[Instructions for the task]:
State how many lines of the entries hold the string "time". Reply with the number alone.

[Listing]:

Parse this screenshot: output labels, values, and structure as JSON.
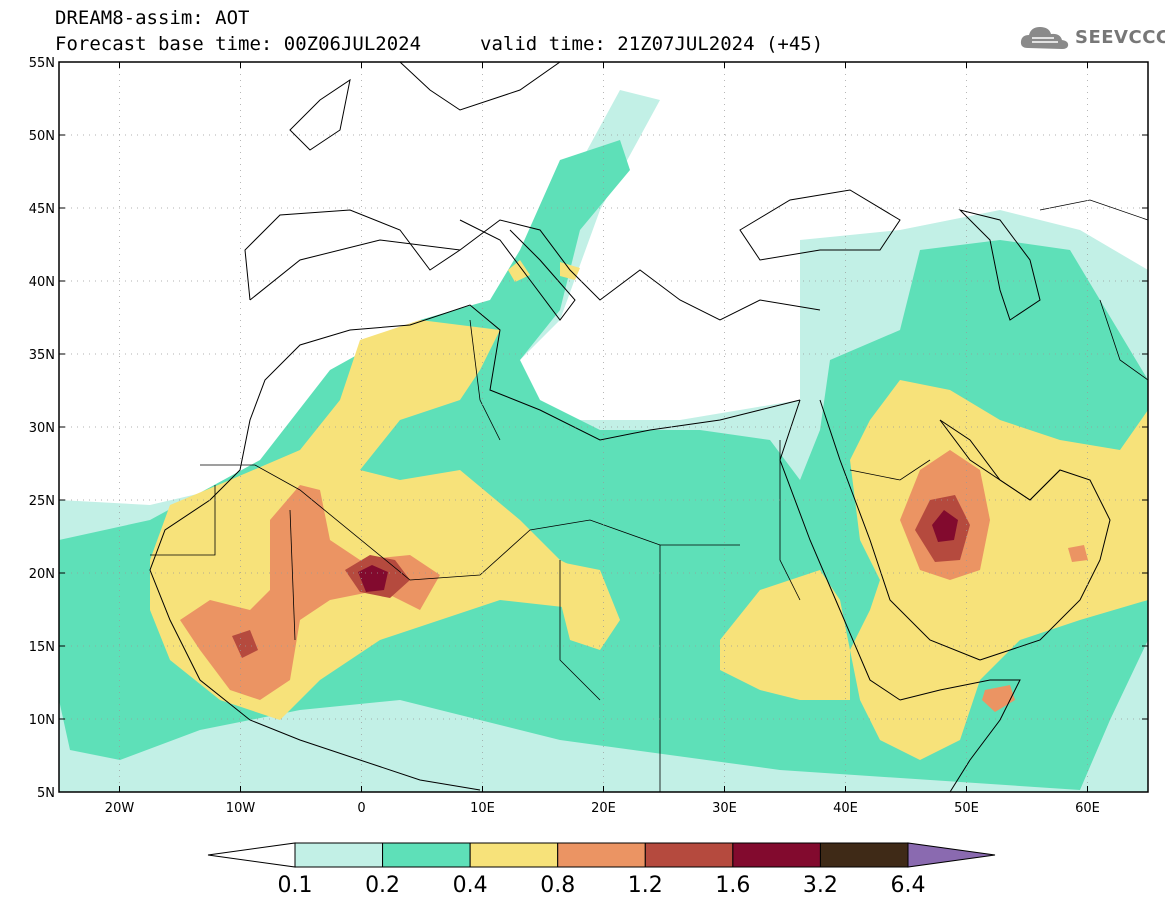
{
  "header": {
    "line1": "DREAM8-assim: AOT",
    "line2": "Forecast base time: 00Z06JUL2024",
    "valid": "valid time: 21Z07JUL2024 (+45)"
  },
  "logo": {
    "text": "SEEVCCC",
    "icon": "cloud-icon"
  },
  "axes": {
    "lat_labels": [
      "55N",
      "50N",
      "45N",
      "40N",
      "35N",
      "30N",
      "25N",
      "20N",
      "15N",
      "10N",
      "5N"
    ],
    "lon_labels": [
      "20W",
      "10W",
      "0",
      "10E",
      "20E",
      "30E",
      "40E",
      "50E",
      "60E"
    ],
    "lat_range": [
      5,
      55
    ],
    "lon_range": [
      -25,
      65
    ],
    "grid": "dotted"
  },
  "colorbar": {
    "labels": [
      "0.1",
      "0.2",
      "0.4",
      "0.8",
      "1.2",
      "1.6",
      "3.2",
      "6.4"
    ],
    "colors": [
      "#ffffff",
      "#c2f0e6",
      "#5ee0b8",
      "#f7e27a",
      "#eb9463",
      "#b54a3e",
      "#820a2e",
      "#3f2a17",
      "#8a6ab0"
    ]
  },
  "colors": {
    "c01": "#c2f0e6",
    "c02": "#5ee0b8",
    "c04": "#f7e27a",
    "c08": "#eb9463",
    "c12": "#b54a3e",
    "c16": "#820a2e"
  }
}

[Solution below]:
2